■ **EXERCISE DATA**
[start]
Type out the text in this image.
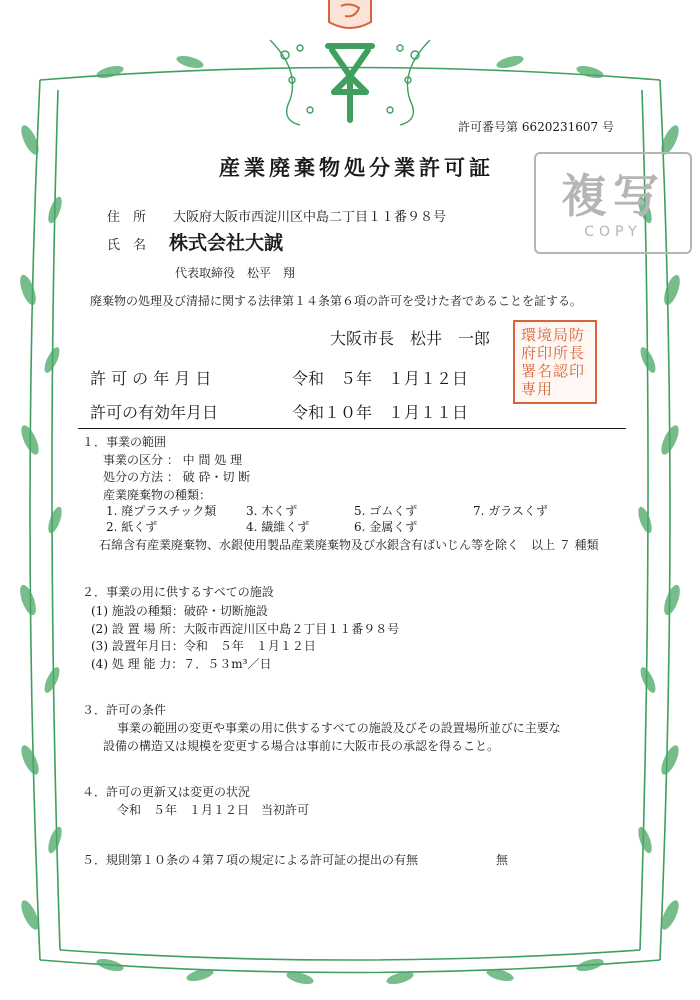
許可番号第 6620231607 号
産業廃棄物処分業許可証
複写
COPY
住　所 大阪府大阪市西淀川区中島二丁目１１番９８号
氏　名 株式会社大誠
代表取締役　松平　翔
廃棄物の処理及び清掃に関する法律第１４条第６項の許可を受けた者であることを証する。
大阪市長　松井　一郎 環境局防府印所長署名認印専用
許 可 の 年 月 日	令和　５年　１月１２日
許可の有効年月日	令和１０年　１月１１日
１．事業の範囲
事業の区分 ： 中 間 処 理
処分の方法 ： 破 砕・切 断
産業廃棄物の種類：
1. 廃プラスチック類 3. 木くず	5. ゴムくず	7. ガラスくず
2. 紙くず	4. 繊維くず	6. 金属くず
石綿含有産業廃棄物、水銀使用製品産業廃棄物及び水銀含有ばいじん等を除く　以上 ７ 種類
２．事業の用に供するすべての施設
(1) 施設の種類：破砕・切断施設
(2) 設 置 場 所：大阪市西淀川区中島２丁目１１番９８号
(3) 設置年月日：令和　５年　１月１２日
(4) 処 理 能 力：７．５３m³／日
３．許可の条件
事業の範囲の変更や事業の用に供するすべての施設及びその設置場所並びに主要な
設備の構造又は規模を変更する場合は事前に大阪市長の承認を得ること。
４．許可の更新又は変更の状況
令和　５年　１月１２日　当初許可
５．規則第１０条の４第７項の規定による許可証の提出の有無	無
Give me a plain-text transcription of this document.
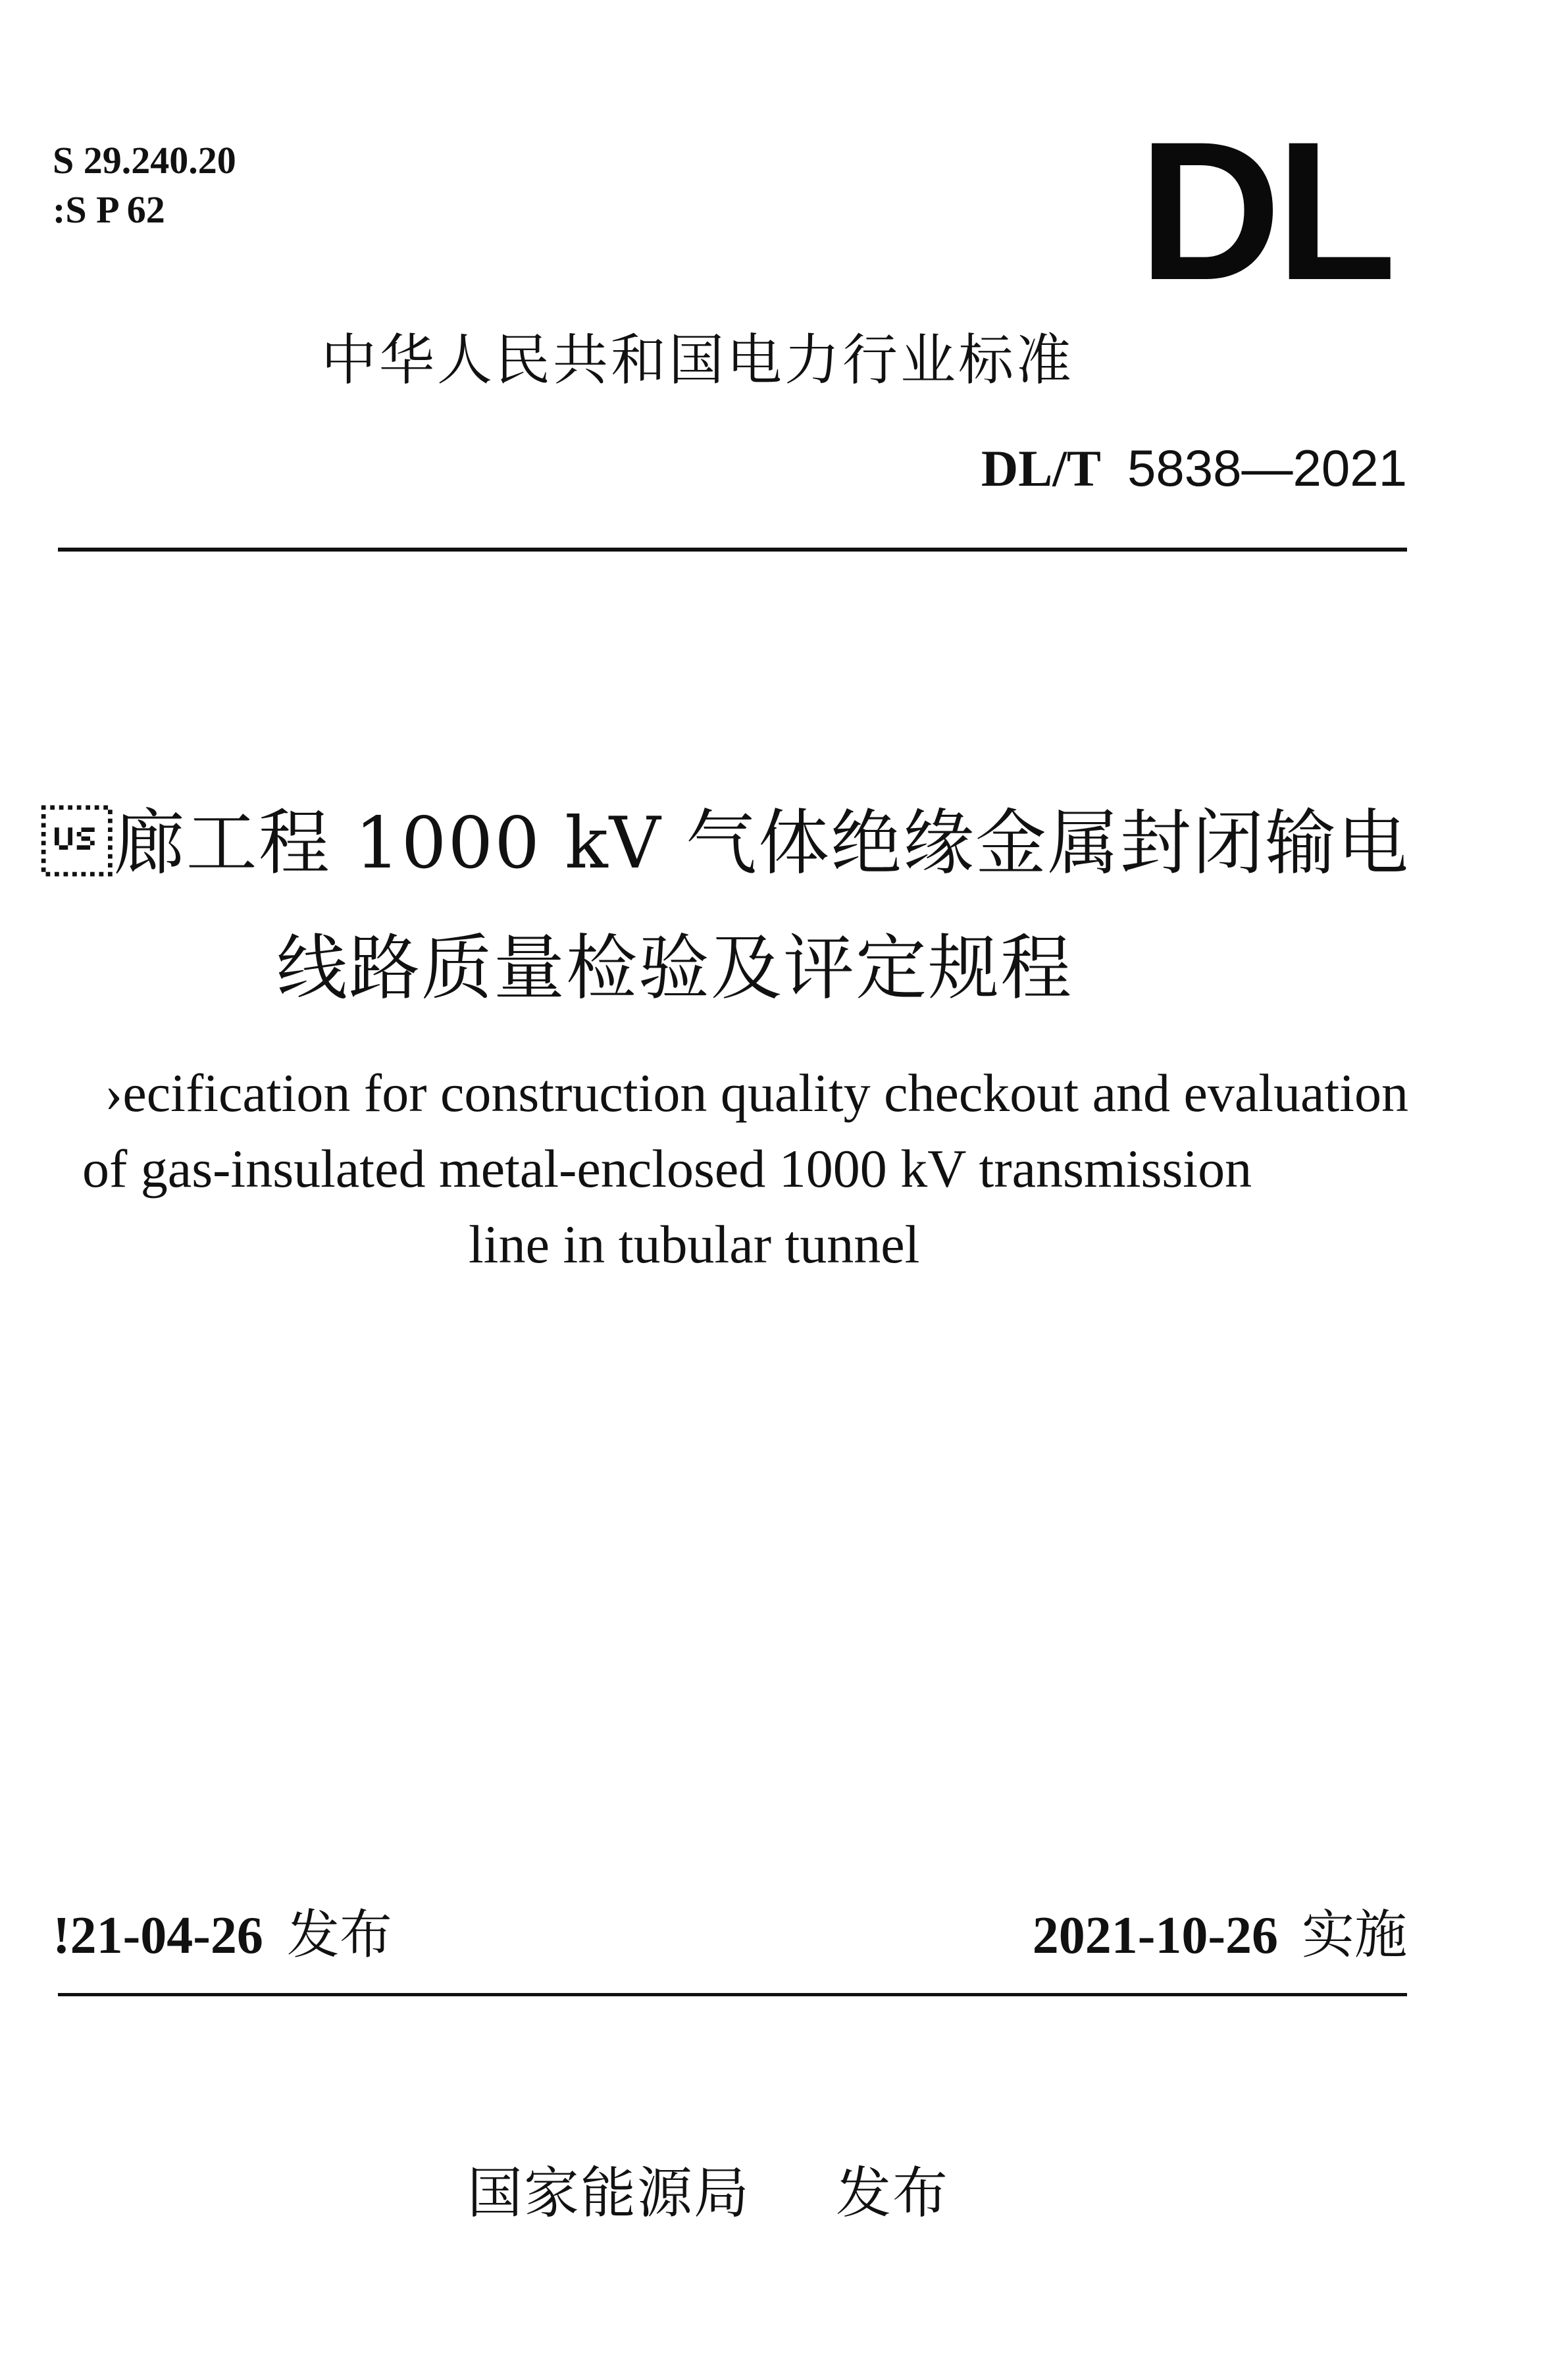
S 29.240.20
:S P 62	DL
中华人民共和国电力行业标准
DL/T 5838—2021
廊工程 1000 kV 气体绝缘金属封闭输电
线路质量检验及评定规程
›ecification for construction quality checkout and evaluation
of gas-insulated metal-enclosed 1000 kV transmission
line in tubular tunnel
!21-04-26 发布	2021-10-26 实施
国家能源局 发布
[end]
■ **WRITTEN PROBLEM**
Show all lines in the entries above where the word "this" appears.

■ **TASK OUTPUT**
Type out the text in this image.
Give me a plain-text transcription of this document.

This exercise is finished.